**INSTRUCTIONS FOR THE TASK:**
Gather, from the listing beneath this task, every line holding the string "color".

**THE INPUT:**
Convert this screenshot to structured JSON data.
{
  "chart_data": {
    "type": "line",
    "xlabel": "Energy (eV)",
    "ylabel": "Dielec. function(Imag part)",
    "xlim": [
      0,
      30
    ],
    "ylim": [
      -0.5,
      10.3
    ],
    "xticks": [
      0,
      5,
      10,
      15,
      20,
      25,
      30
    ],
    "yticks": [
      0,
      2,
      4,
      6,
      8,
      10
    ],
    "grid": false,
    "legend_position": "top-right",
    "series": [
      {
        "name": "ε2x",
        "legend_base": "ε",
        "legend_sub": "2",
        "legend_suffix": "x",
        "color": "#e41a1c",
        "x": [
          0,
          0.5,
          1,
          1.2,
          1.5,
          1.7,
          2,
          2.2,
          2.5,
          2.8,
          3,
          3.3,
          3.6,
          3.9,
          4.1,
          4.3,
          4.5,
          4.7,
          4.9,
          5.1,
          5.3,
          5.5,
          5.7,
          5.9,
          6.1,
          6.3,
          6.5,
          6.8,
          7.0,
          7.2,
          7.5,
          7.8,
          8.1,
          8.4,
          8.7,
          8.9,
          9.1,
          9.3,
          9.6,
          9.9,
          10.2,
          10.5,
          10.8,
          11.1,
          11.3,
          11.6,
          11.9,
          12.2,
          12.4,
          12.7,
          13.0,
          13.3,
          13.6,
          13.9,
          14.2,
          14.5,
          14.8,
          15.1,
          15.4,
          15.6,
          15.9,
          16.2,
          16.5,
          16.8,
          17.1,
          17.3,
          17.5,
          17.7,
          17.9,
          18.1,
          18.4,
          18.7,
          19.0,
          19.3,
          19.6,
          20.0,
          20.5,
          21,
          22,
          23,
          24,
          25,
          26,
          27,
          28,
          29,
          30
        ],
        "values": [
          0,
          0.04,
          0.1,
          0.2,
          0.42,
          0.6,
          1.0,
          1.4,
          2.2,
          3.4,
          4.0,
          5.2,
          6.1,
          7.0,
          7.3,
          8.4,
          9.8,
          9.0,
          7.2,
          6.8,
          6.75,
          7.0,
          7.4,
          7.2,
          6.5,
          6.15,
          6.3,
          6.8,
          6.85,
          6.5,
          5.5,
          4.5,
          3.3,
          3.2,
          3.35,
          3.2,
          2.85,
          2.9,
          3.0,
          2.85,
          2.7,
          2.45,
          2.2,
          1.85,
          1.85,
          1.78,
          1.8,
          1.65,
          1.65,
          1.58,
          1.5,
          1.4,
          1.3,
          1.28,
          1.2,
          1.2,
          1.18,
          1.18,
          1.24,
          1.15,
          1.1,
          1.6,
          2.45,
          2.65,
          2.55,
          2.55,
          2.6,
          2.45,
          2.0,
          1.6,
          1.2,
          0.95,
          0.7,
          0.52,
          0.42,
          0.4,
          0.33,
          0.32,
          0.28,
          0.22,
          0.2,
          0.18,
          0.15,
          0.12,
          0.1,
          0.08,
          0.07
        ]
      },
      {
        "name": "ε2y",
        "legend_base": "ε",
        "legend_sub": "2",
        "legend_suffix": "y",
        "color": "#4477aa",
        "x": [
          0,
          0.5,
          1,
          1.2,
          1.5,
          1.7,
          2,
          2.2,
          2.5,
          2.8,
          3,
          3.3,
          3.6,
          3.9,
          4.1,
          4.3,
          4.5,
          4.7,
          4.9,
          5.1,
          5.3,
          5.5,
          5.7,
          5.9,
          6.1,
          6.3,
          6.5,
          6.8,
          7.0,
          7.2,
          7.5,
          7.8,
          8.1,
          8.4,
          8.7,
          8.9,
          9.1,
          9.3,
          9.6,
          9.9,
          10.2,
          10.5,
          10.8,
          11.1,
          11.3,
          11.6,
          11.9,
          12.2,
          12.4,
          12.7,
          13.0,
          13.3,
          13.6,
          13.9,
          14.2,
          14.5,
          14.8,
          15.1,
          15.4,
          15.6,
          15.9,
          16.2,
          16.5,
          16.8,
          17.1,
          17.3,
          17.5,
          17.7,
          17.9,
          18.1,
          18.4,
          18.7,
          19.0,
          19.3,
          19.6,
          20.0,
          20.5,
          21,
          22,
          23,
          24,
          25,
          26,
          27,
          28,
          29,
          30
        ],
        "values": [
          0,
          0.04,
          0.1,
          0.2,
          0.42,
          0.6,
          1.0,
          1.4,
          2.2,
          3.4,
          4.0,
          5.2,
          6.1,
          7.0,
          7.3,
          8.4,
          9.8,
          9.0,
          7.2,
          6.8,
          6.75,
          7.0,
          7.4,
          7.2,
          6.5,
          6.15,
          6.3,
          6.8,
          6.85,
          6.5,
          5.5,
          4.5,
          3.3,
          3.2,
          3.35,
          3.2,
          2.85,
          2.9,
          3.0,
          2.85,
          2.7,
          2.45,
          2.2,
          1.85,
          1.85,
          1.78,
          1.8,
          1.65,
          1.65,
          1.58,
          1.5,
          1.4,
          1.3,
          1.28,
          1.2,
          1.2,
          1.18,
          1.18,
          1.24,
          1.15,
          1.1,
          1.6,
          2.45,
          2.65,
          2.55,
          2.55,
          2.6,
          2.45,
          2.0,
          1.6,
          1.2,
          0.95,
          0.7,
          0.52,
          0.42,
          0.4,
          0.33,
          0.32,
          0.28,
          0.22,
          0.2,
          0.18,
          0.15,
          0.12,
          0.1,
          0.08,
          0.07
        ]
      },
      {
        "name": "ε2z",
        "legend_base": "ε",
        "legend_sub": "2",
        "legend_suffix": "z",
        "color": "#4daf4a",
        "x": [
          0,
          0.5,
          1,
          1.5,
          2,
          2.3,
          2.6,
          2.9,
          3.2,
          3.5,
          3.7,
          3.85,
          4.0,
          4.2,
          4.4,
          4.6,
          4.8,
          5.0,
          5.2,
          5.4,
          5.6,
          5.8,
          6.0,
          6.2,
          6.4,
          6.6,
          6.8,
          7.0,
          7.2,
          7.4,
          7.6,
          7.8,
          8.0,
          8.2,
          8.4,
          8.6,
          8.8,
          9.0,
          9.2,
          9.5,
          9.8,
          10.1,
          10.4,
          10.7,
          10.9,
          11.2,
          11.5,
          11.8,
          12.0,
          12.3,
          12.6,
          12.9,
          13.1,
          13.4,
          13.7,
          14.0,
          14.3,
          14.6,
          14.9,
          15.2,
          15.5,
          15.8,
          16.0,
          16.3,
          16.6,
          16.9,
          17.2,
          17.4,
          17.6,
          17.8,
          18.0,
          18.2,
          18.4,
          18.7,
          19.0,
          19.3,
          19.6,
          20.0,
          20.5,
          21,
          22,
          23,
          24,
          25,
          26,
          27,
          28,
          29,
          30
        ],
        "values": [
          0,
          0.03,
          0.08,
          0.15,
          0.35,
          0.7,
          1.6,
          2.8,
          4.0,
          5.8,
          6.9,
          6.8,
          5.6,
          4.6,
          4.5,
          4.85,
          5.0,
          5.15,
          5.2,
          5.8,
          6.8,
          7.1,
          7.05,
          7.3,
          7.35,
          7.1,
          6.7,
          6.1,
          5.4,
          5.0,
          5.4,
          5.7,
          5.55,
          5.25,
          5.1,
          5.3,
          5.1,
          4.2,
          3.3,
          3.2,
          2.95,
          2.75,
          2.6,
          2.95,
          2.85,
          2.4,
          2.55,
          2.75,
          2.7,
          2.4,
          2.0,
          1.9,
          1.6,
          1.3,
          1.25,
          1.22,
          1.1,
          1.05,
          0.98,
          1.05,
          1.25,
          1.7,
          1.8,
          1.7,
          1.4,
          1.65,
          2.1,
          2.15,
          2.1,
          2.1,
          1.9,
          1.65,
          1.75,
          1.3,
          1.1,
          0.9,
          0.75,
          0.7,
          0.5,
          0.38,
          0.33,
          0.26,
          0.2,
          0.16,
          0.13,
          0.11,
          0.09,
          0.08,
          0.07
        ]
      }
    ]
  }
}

**TASK OUTPUT:**
        "color": "#e41a1c",
        "color": "#4477aa",
        "color": "#4daf4a",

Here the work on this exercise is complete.